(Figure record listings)
☆ ☆ ☆
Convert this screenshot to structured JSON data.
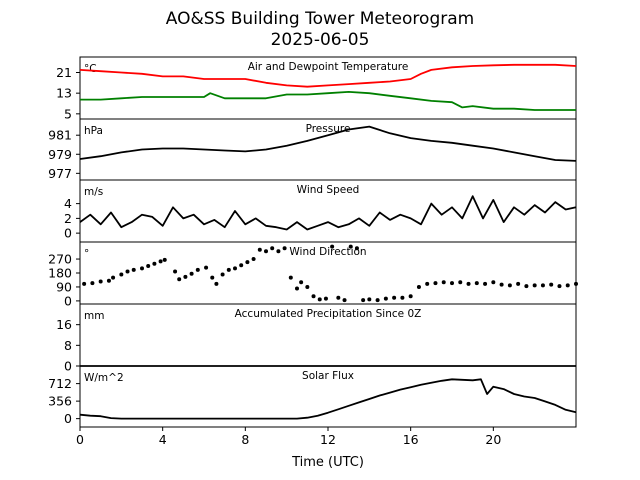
{
  "figure": {
    "title_line1": "AO&SS Building Tower Meteorogram",
    "title_line2": "2025-06-05",
    "xlabel": "Time (UTC)",
    "x_tick_labels": [
      "0",
      "4",
      "8",
      "12",
      "16",
      "20"
    ]
  },
  "chart_data": [
    {
      "type": "line",
      "title": "Air and Dewpoint Temperature",
      "unit_label": "°C",
      "ylim": [
        3,
        27
      ],
      "y_ticks": [
        5,
        13,
        21
      ],
      "series": [
        {
          "key": "air",
          "color": "#ff0000",
          "x": [
            0,
            1,
            2,
            3,
            4,
            5,
            6,
            7,
            8,
            9,
            10,
            11,
            12,
            13,
            14,
            15,
            16,
            16.5,
            17,
            18,
            19,
            20,
            21,
            22,
            23,
            24
          ],
          "y": [
            22,
            21.5,
            21,
            20.5,
            19.5,
            19.5,
            18.5,
            18.5,
            18.5,
            17,
            16,
            15.5,
            16,
            16.5,
            17,
            17.5,
            18.5,
            20.5,
            22,
            23,
            23.5,
            23.8,
            24,
            24,
            24,
            23.5
          ]
        },
        {
          "key": "dewpoint",
          "color": "#008000",
          "x": [
            0,
            1,
            2,
            3,
            4,
            5,
            6,
            6.3,
            7,
            8,
            9,
            10,
            11,
            12,
            13,
            14,
            15,
            16,
            17,
            18,
            18.5,
            19,
            20,
            21,
            22,
            23,
            24
          ],
          "y": [
            10.5,
            10.5,
            11,
            11.5,
            11.5,
            11.5,
            11.5,
            13,
            11,
            11,
            11,
            12.5,
            12.5,
            13,
            13.5,
            13,
            12,
            11,
            10,
            9.5,
            7.5,
            8,
            7,
            7,
            6.5,
            6.5,
            6.5
          ]
        }
      ]
    },
    {
      "type": "line",
      "title": "Pressure",
      "unit_label": "hPa",
      "ylim": [
        976.3,
        982.7
      ],
      "y_ticks": [
        977,
        979,
        981
      ],
      "series": [
        {
          "key": "pressure",
          "color": "#000000",
          "x": [
            0,
            1,
            2,
            3,
            4,
            5,
            6,
            7,
            8,
            9,
            10,
            11,
            12,
            13,
            14,
            15,
            16,
            17,
            18,
            19,
            20,
            21,
            22,
            23,
            24
          ],
          "y": [
            978.5,
            978.8,
            979.2,
            979.5,
            979.6,
            979.6,
            979.5,
            979.4,
            979.3,
            979.5,
            979.9,
            980.4,
            981.0,
            981.6,
            981.9,
            981.2,
            980.7,
            980.4,
            980.2,
            979.9,
            979.6,
            979.2,
            978.8,
            978.4,
            978.3
          ]
        }
      ]
    },
    {
      "type": "line",
      "title": "Wind Speed",
      "unit_label": "m/s",
      "ylim": [
        -1.2,
        7.2
      ],
      "y_ticks": [
        0,
        2,
        4
      ],
      "series": [
        {
          "key": "wind_speed",
          "color": "#000000",
          "x": [
            0,
            0.5,
            1,
            1.5,
            2,
            2.5,
            3,
            3.5,
            4,
            4.5,
            5,
            5.5,
            6,
            6.5,
            7,
            7.5,
            8,
            8.5,
            9,
            9.5,
            10,
            10.5,
            11,
            11.5,
            12,
            12.5,
            13,
            13.5,
            14,
            14.5,
            15,
            15.5,
            16,
            16.5,
            17,
            17.5,
            18,
            18.5,
            19,
            19.5,
            20,
            20.5,
            21,
            21.5,
            22,
            22.5,
            23,
            23.5,
            24
          ],
          "y": [
            1.5,
            2.5,
            1.2,
            2.8,
            0.8,
            1.5,
            2.5,
            2.2,
            1.0,
            3.5,
            2.0,
            2.5,
            1.2,
            1.8,
            0.8,
            3.0,
            1.2,
            2.0,
            1.0,
            0.8,
            0.5,
            1.5,
            0.5,
            1.0,
            1.5,
            0.8,
            1.2,
            2.0,
            1.0,
            2.8,
            1.8,
            2.5,
            2.0,
            1.2,
            4.0,
            2.5,
            3.5,
            2.0,
            5.0,
            2.0,
            4.5,
            1.5,
            3.5,
            2.5,
            3.8,
            2.8,
            4.2,
            3.2,
            3.5
          ]
        }
      ]
    },
    {
      "type": "scatter",
      "title": "Wind Direction",
      "unit_label": "°",
      "ylim": [
        -20,
        380
      ],
      "y_ticks": [
        0,
        90,
        180,
        270
      ],
      "series": [
        {
          "key": "wind_direction",
          "color": "#000000",
          "x": [
            0.2,
            0.6,
            1.0,
            1.4,
            1.6,
            2.0,
            2.3,
            2.6,
            3.0,
            3.3,
            3.6,
            3.9,
            4.1,
            4.6,
            4.8,
            5.1,
            5.4,
            5.7,
            6.1,
            6.4,
            6.6,
            6.9,
            7.2,
            7.5,
            7.8,
            8.1,
            8.4,
            8.7,
            9.0,
            9.3,
            9.6,
            9.9,
            10.2,
            10.5,
            10.7,
            11.0,
            11.3,
            11.6,
            11.9,
            12.2,
            12.5,
            12.8,
            13.1,
            13.4,
            13.7,
            14.0,
            14.4,
            14.8,
            15.2,
            15.6,
            16.0,
            16.4,
            16.8,
            17.2,
            17.6,
            18.0,
            18.4,
            18.8,
            19.2,
            19.6,
            20.0,
            20.4,
            20.8,
            21.2,
            21.6,
            22.0,
            22.4,
            22.8,
            23.2,
            23.6,
            24.0
          ],
          "y": [
            110,
            115,
            125,
            130,
            150,
            170,
            190,
            200,
            210,
            225,
            240,
            255,
            265,
            190,
            140,
            155,
            175,
            200,
            215,
            150,
            110,
            170,
            200,
            210,
            230,
            250,
            270,
            330,
            320,
            340,
            320,
            340,
            150,
            80,
            120,
            90,
            30,
            10,
            15,
            350,
            20,
            5,
            350,
            340,
            5,
            10,
            5,
            15,
            20,
            20,
            30,
            90,
            110,
            115,
            120,
            115,
            120,
            110,
            115,
            110,
            120,
            105,
            100,
            110,
            95,
            100,
            100,
            105,
            95,
            100,
            110
          ]
        }
      ]
    },
    {
      "type": "line",
      "title": "Accumulated Precipitation Since 0Z",
      "unit_label": "mm",
      "ylim": [
        0,
        24
      ],
      "y_ticks": [
        0,
        8,
        16
      ],
      "series": [
        {
          "key": "precip",
          "color": "#000000",
          "x": [
            0,
            24
          ],
          "y": [
            0,
            0
          ]
        }
      ]
    },
    {
      "type": "line",
      "title": "Solar Flux",
      "unit_label": "W/m^2",
      "ylim": [
        -170,
        1070
      ],
      "y_ticks": [
        0,
        356,
        712
      ],
      "series": [
        {
          "key": "solar",
          "color": "#000000",
          "x": [
            0,
            0.5,
            1,
            1.5,
            2,
            3,
            4,
            5,
            6,
            7,
            8,
            9,
            10,
            10.5,
            11,
            11.5,
            12,
            12.5,
            13,
            13.5,
            14,
            14.5,
            15,
            15.5,
            16,
            16.5,
            17,
            17.5,
            18,
            18.5,
            19,
            19.4,
            19.7,
            20,
            20.5,
            21,
            21.5,
            22,
            22.5,
            23,
            23.5,
            24
          ],
          "y": [
            80,
            60,
            50,
            10,
            0,
            0,
            0,
            0,
            0,
            0,
            0,
            0,
            0,
            0,
            20,
            60,
            120,
            190,
            260,
            330,
            400,
            470,
            530,
            590,
            640,
            690,
            730,
            770,
            800,
            790,
            780,
            800,
            500,
            650,
            600,
            500,
            450,
            420,
            350,
            280,
            180,
            130
          ]
        }
      ]
    }
  ]
}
☆ ☆ ☆
**GIVEN PROBLEM:** Transcribe the records above verbatim. Do not carry over any picture.

**TASK OUTPUT:**
Convert this screenshot to structured JSON data.
{
  "figure": {
    "title_line1": "AO&SS Building Tower Meteorogram",
    "title_line2": "2025-06-05",
    "xlabel": "Time (UTC)",
    "x_tick_labels": [
      "0",
      "4",
      "8",
      "12",
      "16",
      "20"
    ]
  },
  "chart_data": [
    {
      "type": "line",
      "title": "Air and Dewpoint Temperature",
      "unit_label": "°C",
      "ylim": [
        3,
        27
      ],
      "y_ticks": [
        5,
        13,
        21
      ],
      "series": [
        {
          "key": "air",
          "color": "#ff0000",
          "x": [
            0,
            1,
            2,
            3,
            4,
            5,
            6,
            7,
            8,
            9,
            10,
            11,
            12,
            13,
            14,
            15,
            16,
            16.5,
            17,
            18,
            19,
            20,
            21,
            22,
            23,
            24
          ],
          "y": [
            22,
            21.5,
            21,
            20.5,
            19.5,
            19.5,
            18.5,
            18.5,
            18.5,
            17,
            16,
            15.5,
            16,
            16.5,
            17,
            17.5,
            18.5,
            20.5,
            22,
            23,
            23.5,
            23.8,
            24,
            24,
            24,
            23.5
          ]
        },
        {
          "key": "dewpoint",
          "color": "#008000",
          "x": [
            0,
            1,
            2,
            3,
            4,
            5,
            6,
            6.3,
            7,
            8,
            9,
            10,
            11,
            12,
            13,
            14,
            15,
            16,
            17,
            18,
            18.5,
            19,
            20,
            21,
            22,
            23,
            24
          ],
          "y": [
            10.5,
            10.5,
            11,
            11.5,
            11.5,
            11.5,
            11.5,
            13,
            11,
            11,
            11,
            12.5,
            12.5,
            13,
            13.5,
            13,
            12,
            11,
            10,
            9.5,
            7.5,
            8,
            7,
            7,
            6.5,
            6.5,
            6.5
          ]
        }
      ]
    },
    {
      "type": "line",
      "title": "Pressure",
      "unit_label": "hPa",
      "ylim": [
        976.3,
        982.7
      ],
      "y_ticks": [
        977,
        979,
        981
      ],
      "series": [
        {
          "key": "pressure",
          "color": "#000000",
          "x": [
            0,
            1,
            2,
            3,
            4,
            5,
            6,
            7,
            8,
            9,
            10,
            11,
            12,
            13,
            14,
            15,
            16,
            17,
            18,
            19,
            20,
            21,
            22,
            23,
            24
          ],
          "y": [
            978.5,
            978.8,
            979.2,
            979.5,
            979.6,
            979.6,
            979.5,
            979.4,
            979.3,
            979.5,
            979.9,
            980.4,
            981.0,
            981.6,
            981.9,
            981.2,
            980.7,
            980.4,
            980.2,
            979.9,
            979.6,
            979.2,
            978.8,
            978.4,
            978.3
          ]
        }
      ]
    },
    {
      "type": "line",
      "title": "Wind Speed",
      "unit_label": "m/s",
      "ylim": [
        -1.2,
        7.2
      ],
      "y_ticks": [
        0,
        2,
        4
      ],
      "series": [
        {
          "key": "wind_speed",
          "color": "#000000",
          "x": [
            0,
            0.5,
            1,
            1.5,
            2,
            2.5,
            3,
            3.5,
            4,
            4.5,
            5,
            5.5,
            6,
            6.5,
            7,
            7.5,
            8,
            8.5,
            9,
            9.5,
            10,
            10.5,
            11,
            11.5,
            12,
            12.5,
            13,
            13.5,
            14,
            14.5,
            15,
            15.5,
            16,
            16.5,
            17,
            17.5,
            18,
            18.5,
            19,
            19.5,
            20,
            20.5,
            21,
            21.5,
            22,
            22.5,
            23,
            23.5,
            24
          ],
          "y": [
            1.5,
            2.5,
            1.2,
            2.8,
            0.8,
            1.5,
            2.5,
            2.2,
            1.0,
            3.5,
            2.0,
            2.5,
            1.2,
            1.8,
            0.8,
            3.0,
            1.2,
            2.0,
            1.0,
            0.8,
            0.5,
            1.5,
            0.5,
            1.0,
            1.5,
            0.8,
            1.2,
            2.0,
            1.0,
            2.8,
            1.8,
            2.5,
            2.0,
            1.2,
            4.0,
            2.5,
            3.5,
            2.0,
            5.0,
            2.0,
            4.5,
            1.5,
            3.5,
            2.5,
            3.8,
            2.8,
            4.2,
            3.2,
            3.5
          ]
        }
      ]
    },
    {
      "type": "scatter",
      "title": "Wind Direction",
      "unit_label": "°",
      "ylim": [
        -20,
        380
      ],
      "y_ticks": [
        0,
        90,
        180,
        270
      ],
      "series": [
        {
          "key": "wind_direction",
          "color": "#000000",
          "x": [
            0.2,
            0.6,
            1.0,
            1.4,
            1.6,
            2.0,
            2.3,
            2.6,
            3.0,
            3.3,
            3.6,
            3.9,
            4.1,
            4.6,
            4.8,
            5.1,
            5.4,
            5.7,
            6.1,
            6.4,
            6.6,
            6.9,
            7.2,
            7.5,
            7.8,
            8.1,
            8.4,
            8.7,
            9.0,
            9.3,
            9.6,
            9.9,
            10.2,
            10.5,
            10.7,
            11.0,
            11.3,
            11.6,
            11.9,
            12.2,
            12.5,
            12.8,
            13.1,
            13.4,
            13.7,
            14.0,
            14.4,
            14.8,
            15.2,
            15.6,
            16.0,
            16.4,
            16.8,
            17.2,
            17.6,
            18.0,
            18.4,
            18.8,
            19.2,
            19.6,
            20.0,
            20.4,
            20.8,
            21.2,
            21.6,
            22.0,
            22.4,
            22.8,
            23.2,
            23.6,
            24.0
          ],
          "y": [
            110,
            115,
            125,
            130,
            150,
            170,
            190,
            200,
            210,
            225,
            240,
            255,
            265,
            190,
            140,
            155,
            175,
            200,
            215,
            150,
            110,
            170,
            200,
            210,
            230,
            250,
            270,
            330,
            320,
            340,
            320,
            340,
            150,
            80,
            120,
            90,
            30,
            10,
            15,
            350,
            20,
            5,
            350,
            340,
            5,
            10,
            5,
            15,
            20,
            20,
            30,
            90,
            110,
            115,
            120,
            115,
            120,
            110,
            115,
            110,
            120,
            105,
            100,
            110,
            95,
            100,
            100,
            105,
            95,
            100,
            110
          ]
        }
      ]
    },
    {
      "type": "line",
      "title": "Accumulated Precipitation Since 0Z",
      "unit_label": "mm",
      "ylim": [
        0,
        24
      ],
      "y_ticks": [
        0,
        8,
        16
      ],
      "series": [
        {
          "key": "precip",
          "color": "#000000",
          "x": [
            0,
            24
          ],
          "y": [
            0,
            0
          ]
        }
      ]
    },
    {
      "type": "line",
      "title": "Solar Flux",
      "unit_label": "W/m^2",
      "ylim": [
        -170,
        1070
      ],
      "y_ticks": [
        0,
        356,
        712
      ],
      "series": [
        {
          "key": "solar",
          "color": "#000000",
          "x": [
            0,
            0.5,
            1,
            1.5,
            2,
            3,
            4,
            5,
            6,
            7,
            8,
            9,
            10,
            10.5,
            11,
            11.5,
            12,
            12.5,
            13,
            13.5,
            14,
            14.5,
            15,
            15.5,
            16,
            16.5,
            17,
            17.5,
            18,
            18.5,
            19,
            19.4,
            19.7,
            20,
            20.5,
            21,
            21.5,
            22,
            22.5,
            23,
            23.5,
            24
          ],
          "y": [
            80,
            60,
            50,
            10,
            0,
            0,
            0,
            0,
            0,
            0,
            0,
            0,
            0,
            0,
            20,
            60,
            120,
            190,
            260,
            330,
            400,
            470,
            530,
            590,
            640,
            690,
            730,
            770,
            800,
            790,
            780,
            800,
            500,
            650,
            600,
            500,
            450,
            420,
            350,
            280,
            180,
            130
          ]
        }
      ]
    }
  ]
}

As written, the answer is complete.